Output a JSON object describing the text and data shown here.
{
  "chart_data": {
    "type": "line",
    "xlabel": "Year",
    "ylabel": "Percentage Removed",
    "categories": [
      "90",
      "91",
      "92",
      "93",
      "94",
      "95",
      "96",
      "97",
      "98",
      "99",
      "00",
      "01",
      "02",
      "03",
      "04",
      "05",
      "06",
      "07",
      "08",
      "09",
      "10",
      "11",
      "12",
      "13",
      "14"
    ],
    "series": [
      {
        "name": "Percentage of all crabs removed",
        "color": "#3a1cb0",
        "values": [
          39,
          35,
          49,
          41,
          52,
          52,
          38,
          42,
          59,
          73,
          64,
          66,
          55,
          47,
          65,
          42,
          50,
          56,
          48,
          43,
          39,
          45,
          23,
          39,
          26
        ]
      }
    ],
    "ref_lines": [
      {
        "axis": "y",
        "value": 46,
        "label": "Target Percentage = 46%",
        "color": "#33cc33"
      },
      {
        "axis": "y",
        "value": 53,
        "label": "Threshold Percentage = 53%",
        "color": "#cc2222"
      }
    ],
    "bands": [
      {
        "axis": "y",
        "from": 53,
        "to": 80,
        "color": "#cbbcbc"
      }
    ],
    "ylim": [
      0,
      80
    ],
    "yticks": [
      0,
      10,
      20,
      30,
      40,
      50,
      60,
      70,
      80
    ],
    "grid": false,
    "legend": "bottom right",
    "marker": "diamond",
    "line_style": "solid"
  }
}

** What you should do **
All of the data must be returned exactly.

** Result for this task **
Output a JSON object describing the text and data shown here.
{
  "chart_data": {
    "type": "line",
    "xlabel": "Year",
    "ylabel": "Percentage Removed",
    "categories": [
      "90",
      "91",
      "92",
      "93",
      "94",
      "95",
      "96",
      "97",
      "98",
      "99",
      "00",
      "01",
      "02",
      "03",
      "04",
      "05",
      "06",
      "07",
      "08",
      "09",
      "10",
      "11",
      "12",
      "13",
      "14"
    ],
    "series": [
      {
        "name": "Percentage of all crabs removed",
        "color": "#3a1cb0",
        "values": [
          39,
          35,
          49,
          41,
          52,
          52,
          38,
          42,
          59,
          73,
          64,
          66,
          55,
          47,
          65,
          42,
          50,
          56,
          48,
          43,
          39,
          45,
          23,
          39,
          26
        ]
      }
    ],
    "ref_lines": [
      {
        "axis": "y",
        "value": 46,
        "label": "Target Percentage = 46%",
        "color": "#33cc33"
      },
      {
        "axis": "y",
        "value": 53,
        "label": "Threshold Percentage = 53%",
        "color": "#cc2222"
      }
    ],
    "bands": [
      {
        "axis": "y",
        "from": 53,
        "to": 80,
        "color": "#cbbcbc"
      }
    ],
    "ylim": [
      0,
      80
    ],
    "yticks": [
      0,
      10,
      20,
      30,
      40,
      50,
      60,
      70,
      80
    ],
    "grid": false,
    "legend": "bottom right",
    "marker": "diamond",
    "line_style": "solid"
  }
}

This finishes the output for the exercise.